:: Written request ::
Write out the complete material exactly as it stands.
··········
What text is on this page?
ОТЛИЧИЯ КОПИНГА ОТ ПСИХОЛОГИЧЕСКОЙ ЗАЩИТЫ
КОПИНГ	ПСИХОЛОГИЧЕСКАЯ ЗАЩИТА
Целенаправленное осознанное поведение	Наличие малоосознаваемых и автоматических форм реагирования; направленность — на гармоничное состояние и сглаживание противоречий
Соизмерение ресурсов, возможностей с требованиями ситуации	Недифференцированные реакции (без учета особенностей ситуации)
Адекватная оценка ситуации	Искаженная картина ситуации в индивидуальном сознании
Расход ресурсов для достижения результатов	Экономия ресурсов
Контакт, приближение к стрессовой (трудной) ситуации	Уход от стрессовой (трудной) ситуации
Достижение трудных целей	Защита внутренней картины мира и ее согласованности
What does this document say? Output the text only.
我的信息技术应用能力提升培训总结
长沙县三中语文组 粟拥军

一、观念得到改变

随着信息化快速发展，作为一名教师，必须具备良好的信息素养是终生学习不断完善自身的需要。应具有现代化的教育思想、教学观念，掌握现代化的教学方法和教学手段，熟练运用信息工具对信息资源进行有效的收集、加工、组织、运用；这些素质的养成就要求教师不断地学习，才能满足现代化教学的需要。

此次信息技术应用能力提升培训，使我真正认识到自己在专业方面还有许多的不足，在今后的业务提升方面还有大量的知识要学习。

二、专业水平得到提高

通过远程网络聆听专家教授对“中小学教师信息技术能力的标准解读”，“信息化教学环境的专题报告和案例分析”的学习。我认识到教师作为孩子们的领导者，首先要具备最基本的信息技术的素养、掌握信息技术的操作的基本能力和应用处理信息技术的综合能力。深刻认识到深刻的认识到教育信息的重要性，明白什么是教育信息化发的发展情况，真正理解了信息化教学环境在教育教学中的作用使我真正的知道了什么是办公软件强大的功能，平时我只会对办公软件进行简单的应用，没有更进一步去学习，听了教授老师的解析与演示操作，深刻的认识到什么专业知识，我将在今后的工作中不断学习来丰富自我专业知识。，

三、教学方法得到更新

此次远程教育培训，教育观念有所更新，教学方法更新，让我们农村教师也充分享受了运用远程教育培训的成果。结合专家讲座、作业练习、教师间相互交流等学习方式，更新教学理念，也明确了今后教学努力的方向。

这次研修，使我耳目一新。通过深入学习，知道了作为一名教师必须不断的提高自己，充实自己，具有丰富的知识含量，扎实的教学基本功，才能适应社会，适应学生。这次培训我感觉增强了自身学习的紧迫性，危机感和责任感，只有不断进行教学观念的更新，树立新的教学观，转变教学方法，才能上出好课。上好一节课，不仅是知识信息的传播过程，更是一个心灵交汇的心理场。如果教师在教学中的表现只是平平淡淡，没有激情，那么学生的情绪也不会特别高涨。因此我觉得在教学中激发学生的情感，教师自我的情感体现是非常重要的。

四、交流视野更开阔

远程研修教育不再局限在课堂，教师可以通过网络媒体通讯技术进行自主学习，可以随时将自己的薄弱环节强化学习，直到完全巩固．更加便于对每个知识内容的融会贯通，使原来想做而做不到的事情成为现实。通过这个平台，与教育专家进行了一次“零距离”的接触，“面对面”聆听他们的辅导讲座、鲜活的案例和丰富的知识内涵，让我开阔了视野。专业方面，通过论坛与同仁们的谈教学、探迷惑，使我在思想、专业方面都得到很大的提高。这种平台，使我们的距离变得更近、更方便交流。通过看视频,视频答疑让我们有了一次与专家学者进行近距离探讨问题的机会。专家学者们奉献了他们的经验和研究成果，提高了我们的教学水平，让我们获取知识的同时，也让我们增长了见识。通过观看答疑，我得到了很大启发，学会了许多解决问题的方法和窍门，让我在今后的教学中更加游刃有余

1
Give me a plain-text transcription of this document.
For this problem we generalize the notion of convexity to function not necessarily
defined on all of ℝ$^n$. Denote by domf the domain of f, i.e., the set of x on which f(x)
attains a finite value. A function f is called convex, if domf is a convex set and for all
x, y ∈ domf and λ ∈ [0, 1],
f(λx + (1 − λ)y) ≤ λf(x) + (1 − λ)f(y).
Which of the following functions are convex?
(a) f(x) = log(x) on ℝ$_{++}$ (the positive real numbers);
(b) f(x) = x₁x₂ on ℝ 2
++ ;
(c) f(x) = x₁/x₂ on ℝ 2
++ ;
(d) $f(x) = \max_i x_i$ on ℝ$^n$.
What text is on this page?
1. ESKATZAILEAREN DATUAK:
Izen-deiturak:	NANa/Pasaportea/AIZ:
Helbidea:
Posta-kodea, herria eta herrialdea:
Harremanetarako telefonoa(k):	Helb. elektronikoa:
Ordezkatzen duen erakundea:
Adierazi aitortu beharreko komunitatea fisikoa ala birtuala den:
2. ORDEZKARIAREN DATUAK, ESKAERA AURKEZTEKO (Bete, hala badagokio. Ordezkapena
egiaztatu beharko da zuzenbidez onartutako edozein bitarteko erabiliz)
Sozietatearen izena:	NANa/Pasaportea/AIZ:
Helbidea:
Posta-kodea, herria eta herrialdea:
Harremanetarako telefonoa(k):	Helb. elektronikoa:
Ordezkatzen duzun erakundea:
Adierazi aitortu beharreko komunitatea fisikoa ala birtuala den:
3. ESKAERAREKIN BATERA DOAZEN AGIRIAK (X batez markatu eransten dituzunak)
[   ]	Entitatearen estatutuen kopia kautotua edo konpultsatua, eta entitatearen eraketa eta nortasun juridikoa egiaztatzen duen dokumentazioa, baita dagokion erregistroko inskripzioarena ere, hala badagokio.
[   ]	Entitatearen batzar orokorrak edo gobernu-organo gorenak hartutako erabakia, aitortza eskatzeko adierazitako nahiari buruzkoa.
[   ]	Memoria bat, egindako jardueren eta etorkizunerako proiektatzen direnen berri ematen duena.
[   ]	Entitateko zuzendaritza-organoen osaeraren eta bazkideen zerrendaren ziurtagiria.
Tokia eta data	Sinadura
··········
:: Exercise output ::
What text is on this page?
ОТЛИЧИЯ КОПИНГА ОТ ПСИХОЛОГИЧЕСКОЙ ЗАЩИТЫ
КОПИНГ	ПСИХОЛОГИЧЕСКАЯ ЗАЩИТА
Целенаправленное осознанное поведение	Наличие малоосознаваемых и автоматических форм реагирования; направленность — на гармоничное состояние и сглаживание противоречий
Соизмерение ресурсов, возможностей с требованиями ситуации	Недифференцированные реакции (без учета особенностей ситуации)
Адекватная оценка ситуации	Искаженная картина ситуации в индивидуальном сознании
Расход ресурсов для достижения результатов	Экономия ресурсов
Контакт, приближение к стрессовой (трудной) ситуации	Уход от стрессовой (трудной) ситуации
Достижение трудных целей	Защита внутренней картины мира и ее согласованности
What does this document say? Output the text only.
我的信息技术应用能力提升培训总结
长沙县三中语文组 粟拥军

一、观念得到改变

随着信息化快速发展，作为一名教师，必须具备良好的信息素养是终生学习不断完善自身的需要。应具有现代化的教育思想、教学观念，掌握现代化的教学方法和教学手段，熟练运用信息工具对信息资源进行有效的收集、加工、组织、运用；这些素质的养成就要求教师不断地学习，才能满足现代化教学的需要。

此次信息技术应用能力提升培训，使我真正认识到自己在专业方面还有许多的不足，在今后的业务提升方面还有大量的知识要学习。

二、专业水平得到提高

通过远程网络聆听专家教授对“中小学教师信息技术能力的标准解读”，“信息化教学环境的专题报告和案例分析”的学习。我认识到教师作为孩子们的领导者，首先要具备最基本的信息技术的素养、掌握信息技术的操作的基本能力和应用处理信息技术的综合能力。深刻认识到深刻的认识到教育信息的重要性，明白什么是教育信息化发的发展情况，真正理解了信息化教学环境在教育教学中的作用使我真正的知道了什么是办公软件强大的功能，平时我只会对办公软件进行简单的应用，没有更进一步去学习，听了教授老师的解析与演示操作，深刻的认识到什么专业知识，我将在今后的工作中不断学习来丰富自我专业知识。，

三、教学方法得到更新

此次远程教育培训，教育观念有所更新，教学方法更新，让我们农村教师也充分享受了运用远程教育培训的成果。结合专家讲座、作业练习、教师间相互交流等学习方式，更新教学理念，也明确了今后教学努力的方向。

这次研修，使我耳目一新。通过深入学习，知道了作为一名教师必须不断的提高自己，充实自己，具有丰富的知识含量，扎实的教学基本功，才能适应社会，适应学生。这次培训我感觉增强了自身学习的紧迫性，危机感和责任感，只有不断进行教学观念的更新，树立新的教学观，转变教学方法，才能上出好课。上好一节课，不仅是知识信息的传播过程，更是一个心灵交汇的心理场。如果教师在教学中的表现只是平平淡淡，没有激情，那么学生的情绪也不会特别高涨。因此我觉得在教学中激发学生的情感，教师自我的情感体现是非常重要的。

四、交流视野更开阔

远程研修教育不再局限在课堂，教师可以通过网络媒体通讯技术进行自主学习，可以随时将自己的薄弱环节强化学习，直到完全巩固．更加便于对每个知识内容的融会贯通，使原来想做而做不到的事情成为现实。通过这个平台，与教育专家进行了一次“零距离”的接触，“面对面”聆听他们的辅导讲座、鲜活的案例和丰富的知识内涵，让我开阔了视野。专业方面，通过论坛与同仁们的谈教学、探迷惑，使我在思想、专业方面都得到很大的提高。这种平台，使我们的距离变得更近、更方便交流。通过看视频,视频答疑让我们有了一次与专家学者进行近距离探讨问题的机会。专家学者们奉献了他们的经验和研究成果，提高了我们的教学水平，让我们获取知识的同时，也让我们增长了见识。通过观看答疑，我得到了很大启发，学会了许多解决问题的方法和窍门，让我在今后的教学中更加游刃有余

1
Give me a plain-text transcription of this document.
For this problem we generalize the notion of convexity to function not necessarily
defined on all of ℝ$^n$. Denote by domf the domain of f, i.e., the set of x on which f(x)
attains a finite value. A function f is called convex, if domf is a convex set and for all
x, y ∈ domf and λ ∈ [0, 1],
f(λx + (1 − λ)y) ≤ λf(x) + (1 − λ)f(y).
Which of the following functions are convex?
(a) f(x) = log(x) on ℝ$_{++}$ (the positive real numbers);
(b) f(x) = x₁x₂ on ℝ 2
++ ;
(c) f(x) = x₁/x₂ on ℝ 2
++ ;
(d) $f(x) = \max_i x_i$ on ℝ$^n$.
What text is on this page?
1. ESKATZAILEAREN DATUAK:
Izen-deiturak:	NANa/Pasaportea/AIZ:
Helbidea:
Posta-kodea, herria eta herrialdea:
Harremanetarako telefonoa(k):	Helb. elektronikoa:
Ordezkatzen duen erakundea:
Adierazi aitortu beharreko komunitatea fisikoa ala birtuala den:
2. ORDEZKARIAREN DATUAK, ESKAERA AURKEZTEKO (Bete, hala badagokio. Ordezkapena
egiaztatu beharko da zuzenbidez onartutako edozein bitarteko erabiliz)
Sozietatearen izena:	NANa/Pasaportea/AIZ:
Helbidea:
Posta-kodea, herria eta herrialdea:
Harremanetarako telefonoa(k):	Helb. elektronikoa:
Ordezkatzen duzun erakundea:
Adierazi aitortu beharreko komunitatea fisikoa ala birtuala den:
3. ESKAERAREKIN BATERA DOAZEN AGIRIAK (X batez markatu eransten dituzunak)
[   ]	Entitatearen estatutuen kopia kautotua edo konpultsatua, eta entitatearen eraketa eta nortasun juridikoa egiaztatzen duen dokumentazioa, baita dagokion erregistroko inskripzioarena ere, hala badagokio.
[   ]	Entitatearen batzar orokorrak edo gobernu-organo gorenak hartutako erabakia, aitortza eskatzeko adierazitako nahiari buruzkoa.
[   ]	Memoria bat, egindako jardueren eta etorkizunerako proiektatzen direnen berri ematen duena.
[   ]	Entitateko zuzendaritza-organoen osaeraren eta bazkideen zerrendaren ziurtagiria.
Tokia eta data	Sinadura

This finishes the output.